◆ **Instructions for the task**
Write out the data below in full. Keep it exact.

[Start of Records]

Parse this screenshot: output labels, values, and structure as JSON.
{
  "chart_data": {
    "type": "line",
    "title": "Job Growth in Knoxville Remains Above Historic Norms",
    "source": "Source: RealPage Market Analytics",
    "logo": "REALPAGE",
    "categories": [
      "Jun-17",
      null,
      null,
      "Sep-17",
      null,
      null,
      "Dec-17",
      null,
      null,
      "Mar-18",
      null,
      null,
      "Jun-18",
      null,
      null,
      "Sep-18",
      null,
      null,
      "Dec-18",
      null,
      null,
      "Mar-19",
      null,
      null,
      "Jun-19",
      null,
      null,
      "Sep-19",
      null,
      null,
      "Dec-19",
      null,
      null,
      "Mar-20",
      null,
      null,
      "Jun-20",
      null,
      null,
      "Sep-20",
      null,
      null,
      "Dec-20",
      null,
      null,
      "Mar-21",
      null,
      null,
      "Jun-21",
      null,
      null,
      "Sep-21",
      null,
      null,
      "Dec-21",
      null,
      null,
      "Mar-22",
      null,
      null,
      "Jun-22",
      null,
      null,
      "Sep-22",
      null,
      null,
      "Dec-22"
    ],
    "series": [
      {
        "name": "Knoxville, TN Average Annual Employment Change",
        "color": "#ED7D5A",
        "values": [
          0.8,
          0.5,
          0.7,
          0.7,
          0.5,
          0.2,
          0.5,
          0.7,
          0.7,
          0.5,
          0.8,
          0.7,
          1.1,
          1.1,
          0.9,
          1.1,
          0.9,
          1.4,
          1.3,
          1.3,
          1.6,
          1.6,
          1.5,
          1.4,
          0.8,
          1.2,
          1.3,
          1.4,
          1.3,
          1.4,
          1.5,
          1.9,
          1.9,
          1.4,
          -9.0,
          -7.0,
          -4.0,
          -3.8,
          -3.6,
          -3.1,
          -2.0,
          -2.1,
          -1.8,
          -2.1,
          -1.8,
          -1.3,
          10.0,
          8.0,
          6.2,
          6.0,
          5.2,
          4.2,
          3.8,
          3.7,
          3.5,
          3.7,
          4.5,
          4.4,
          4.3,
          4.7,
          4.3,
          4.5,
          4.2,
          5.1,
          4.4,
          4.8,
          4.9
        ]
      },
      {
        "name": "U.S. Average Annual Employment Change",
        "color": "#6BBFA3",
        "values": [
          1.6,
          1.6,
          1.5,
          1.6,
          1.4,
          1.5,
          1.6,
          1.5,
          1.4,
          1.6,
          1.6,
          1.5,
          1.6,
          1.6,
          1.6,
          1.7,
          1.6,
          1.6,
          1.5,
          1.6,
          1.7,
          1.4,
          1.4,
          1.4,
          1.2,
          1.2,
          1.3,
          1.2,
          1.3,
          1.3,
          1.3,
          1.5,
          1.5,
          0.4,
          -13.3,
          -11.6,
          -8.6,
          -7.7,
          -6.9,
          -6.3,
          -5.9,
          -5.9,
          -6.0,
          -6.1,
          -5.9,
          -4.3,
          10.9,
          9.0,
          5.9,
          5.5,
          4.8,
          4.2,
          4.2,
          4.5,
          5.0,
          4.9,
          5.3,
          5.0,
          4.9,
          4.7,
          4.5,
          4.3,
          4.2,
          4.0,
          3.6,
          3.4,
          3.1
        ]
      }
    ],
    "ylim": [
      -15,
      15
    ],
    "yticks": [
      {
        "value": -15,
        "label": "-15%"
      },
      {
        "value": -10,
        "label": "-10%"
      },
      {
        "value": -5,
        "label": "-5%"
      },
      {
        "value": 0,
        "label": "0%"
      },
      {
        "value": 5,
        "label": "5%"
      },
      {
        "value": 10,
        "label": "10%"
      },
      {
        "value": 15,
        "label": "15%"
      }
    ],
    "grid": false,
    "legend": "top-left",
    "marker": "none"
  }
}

[End of Records]

◆ **Complete output**
Parse this screenshot: output labels, values, and structure as JSON.
{
  "chart_data": {
    "type": "line",
    "title": "Job Growth in Knoxville Remains Above Historic Norms",
    "source": "Source: RealPage Market Analytics",
    "logo": "REALPAGE",
    "categories": [
      "Jun-17",
      null,
      null,
      "Sep-17",
      null,
      null,
      "Dec-17",
      null,
      null,
      "Mar-18",
      null,
      null,
      "Jun-18",
      null,
      null,
      "Sep-18",
      null,
      null,
      "Dec-18",
      null,
      null,
      "Mar-19",
      null,
      null,
      "Jun-19",
      null,
      null,
      "Sep-19",
      null,
      null,
      "Dec-19",
      null,
      null,
      "Mar-20",
      null,
      null,
      "Jun-20",
      null,
      null,
      "Sep-20",
      null,
      null,
      "Dec-20",
      null,
      null,
      "Mar-21",
      null,
      null,
      "Jun-21",
      null,
      null,
      "Sep-21",
      null,
      null,
      "Dec-21",
      null,
      null,
      "Mar-22",
      null,
      null,
      "Jun-22",
      null,
      null,
      "Sep-22",
      null,
      null,
      "Dec-22"
    ],
    "series": [
      {
        "name": "Knoxville, TN Average Annual Employment Change",
        "color": "#ED7D5A",
        "values": [
          0.8,
          0.5,
          0.7,
          0.7,
          0.5,
          0.2,
          0.5,
          0.7,
          0.7,
          0.5,
          0.8,
          0.7,
          1.1,
          1.1,
          0.9,
          1.1,
          0.9,
          1.4,
          1.3,
          1.3,
          1.6,
          1.6,
          1.5,
          1.4,
          0.8,
          1.2,
          1.3,
          1.4,
          1.3,
          1.4,
          1.5,
          1.9,
          1.9,
          1.4,
          -9.0,
          -7.0,
          -4.0,
          -3.8,
          -3.6,
          -3.1,
          -2.0,
          -2.1,
          -1.8,
          -2.1,
          -1.8,
          -1.3,
          10.0,
          8.0,
          6.2,
          6.0,
          5.2,
          4.2,
          3.8,
          3.7,
          3.5,
          3.7,
          4.5,
          4.4,
          4.3,
          4.7,
          4.3,
          4.5,
          4.2,
          5.1,
          4.4,
          4.8,
          4.9
        ]
      },
      {
        "name": "U.S. Average Annual Employment Change",
        "color": "#6BBFA3",
        "values": [
          1.6,
          1.6,
          1.5,
          1.6,
          1.4,
          1.5,
          1.6,
          1.5,
          1.4,
          1.6,
          1.6,
          1.5,
          1.6,
          1.6,
          1.6,
          1.7,
          1.6,
          1.6,
          1.5,
          1.6,
          1.7,
          1.4,
          1.4,
          1.4,
          1.2,
          1.2,
          1.3,
          1.2,
          1.3,
          1.3,
          1.3,
          1.5,
          1.5,
          0.4,
          -13.3,
          -11.6,
          -8.6,
          -7.7,
          -6.9,
          -6.3,
          -5.9,
          -5.9,
          -6.0,
          -6.1,
          -5.9,
          -4.3,
          10.9,
          9.0,
          5.9,
          5.5,
          4.8,
          4.2,
          4.2,
          4.5,
          5.0,
          4.9,
          5.3,
          5.0,
          4.9,
          4.7,
          4.5,
          4.3,
          4.2,
          4.0,
          3.6,
          3.4,
          3.1
        ]
      }
    ],
    "ylim": [
      -15,
      15
    ],
    "yticks": [
      {
        "value": -15,
        "label": "-15%"
      },
      {
        "value": -10,
        "label": "-10%"
      },
      {
        "value": -5,
        "label": "-5%"
      },
      {
        "value": 0,
        "label": "0%"
      },
      {
        "value": 5,
        "label": "5%"
      },
      {
        "value": 10,
        "label": "10%"
      },
      {
        "value": 15,
        "label": "15%"
      }
    ],
    "grid": false,
    "legend": "top-left",
    "marker": "none"
  }
}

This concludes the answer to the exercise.